Record extracts:
● ● ● ● ● ● ●

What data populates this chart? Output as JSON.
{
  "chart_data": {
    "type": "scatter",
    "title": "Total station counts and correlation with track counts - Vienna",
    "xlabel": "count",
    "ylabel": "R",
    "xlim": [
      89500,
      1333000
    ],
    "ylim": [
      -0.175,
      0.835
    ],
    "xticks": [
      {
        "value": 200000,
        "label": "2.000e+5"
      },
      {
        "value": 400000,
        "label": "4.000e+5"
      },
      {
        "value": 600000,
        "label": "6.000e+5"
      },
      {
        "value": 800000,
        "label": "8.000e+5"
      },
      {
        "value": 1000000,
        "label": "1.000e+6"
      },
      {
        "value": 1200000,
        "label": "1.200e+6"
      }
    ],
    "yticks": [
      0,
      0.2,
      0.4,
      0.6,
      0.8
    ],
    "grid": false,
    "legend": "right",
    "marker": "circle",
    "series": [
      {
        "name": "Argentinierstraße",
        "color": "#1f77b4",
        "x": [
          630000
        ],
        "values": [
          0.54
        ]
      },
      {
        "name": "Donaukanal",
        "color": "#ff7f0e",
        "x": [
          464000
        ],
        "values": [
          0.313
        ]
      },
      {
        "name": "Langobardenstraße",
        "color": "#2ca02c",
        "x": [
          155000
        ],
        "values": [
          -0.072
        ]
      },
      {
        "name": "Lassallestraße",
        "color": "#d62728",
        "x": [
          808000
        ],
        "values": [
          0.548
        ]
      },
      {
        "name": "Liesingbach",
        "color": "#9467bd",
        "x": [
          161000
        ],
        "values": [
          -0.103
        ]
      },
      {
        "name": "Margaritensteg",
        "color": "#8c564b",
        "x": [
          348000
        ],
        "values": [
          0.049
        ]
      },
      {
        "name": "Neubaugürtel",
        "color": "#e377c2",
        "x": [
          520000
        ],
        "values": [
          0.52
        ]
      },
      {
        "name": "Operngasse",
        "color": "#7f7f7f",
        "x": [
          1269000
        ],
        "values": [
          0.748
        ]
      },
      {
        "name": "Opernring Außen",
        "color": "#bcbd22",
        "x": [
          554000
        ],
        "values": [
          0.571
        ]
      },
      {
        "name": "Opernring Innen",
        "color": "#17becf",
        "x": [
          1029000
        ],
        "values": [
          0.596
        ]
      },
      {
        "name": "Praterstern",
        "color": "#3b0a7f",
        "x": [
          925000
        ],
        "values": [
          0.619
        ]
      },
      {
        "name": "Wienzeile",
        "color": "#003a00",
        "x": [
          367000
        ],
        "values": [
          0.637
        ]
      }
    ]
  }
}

● ● ● ● ● ● ●

Task description:
The listing above should be transcribed in full, exactly as written.

Full solution:
What data populates this chart? Output as JSON.
{
  "chart_data": {
    "type": "scatter",
    "title": "Total station counts and correlation with track counts - Vienna",
    "xlabel": "count",
    "ylabel": "R",
    "xlim": [
      89500,
      1333000
    ],
    "ylim": [
      -0.175,
      0.835
    ],
    "xticks": [
      {
        "value": 200000,
        "label": "2.000e+5"
      },
      {
        "value": 400000,
        "label": "4.000e+5"
      },
      {
        "value": 600000,
        "label": "6.000e+5"
      },
      {
        "value": 800000,
        "label": "8.000e+5"
      },
      {
        "value": 1000000,
        "label": "1.000e+6"
      },
      {
        "value": 1200000,
        "label": "1.200e+6"
      }
    ],
    "yticks": [
      0,
      0.2,
      0.4,
      0.6,
      0.8
    ],
    "grid": false,
    "legend": "right",
    "marker": "circle",
    "series": [
      {
        "name": "Argentinierstraße",
        "color": "#1f77b4",
        "x": [
          630000
        ],
        "values": [
          0.54
        ]
      },
      {
        "name": "Donaukanal",
        "color": "#ff7f0e",
        "x": [
          464000
        ],
        "values": [
          0.313
        ]
      },
      {
        "name": "Langobardenstraße",
        "color": "#2ca02c",
        "x": [
          155000
        ],
        "values": [
          -0.072
        ]
      },
      {
        "name": "Lassallestraße",
        "color": "#d62728",
        "x": [
          808000
        ],
        "values": [
          0.548
        ]
      },
      {
        "name": "Liesingbach",
        "color": "#9467bd",
        "x": [
          161000
        ],
        "values": [
          -0.103
        ]
      },
      {
        "name": "Margaritensteg",
        "color": "#8c564b",
        "x": [
          348000
        ],
        "values": [
          0.049
        ]
      },
      {
        "name": "Neubaugürtel",
        "color": "#e377c2",
        "x": [
          520000
        ],
        "values": [
          0.52
        ]
      },
      {
        "name": "Operngasse",
        "color": "#7f7f7f",
        "x": [
          1269000
        ],
        "values": [
          0.748
        ]
      },
      {
        "name": "Opernring Außen",
        "color": "#bcbd22",
        "x": [
          554000
        ],
        "values": [
          0.571
        ]
      },
      {
        "name": "Opernring Innen",
        "color": "#17becf",
        "x": [
          1029000
        ],
        "values": [
          0.596
        ]
      },
      {
        "name": "Praterstern",
        "color": "#3b0a7f",
        "x": [
          925000
        ],
        "values": [
          0.619
        ]
      },
      {
        "name": "Wienzeile",
        "color": "#003a00",
        "x": [
          367000
        ],
        "values": [
          0.637
        ]
      }
    ]
  }
}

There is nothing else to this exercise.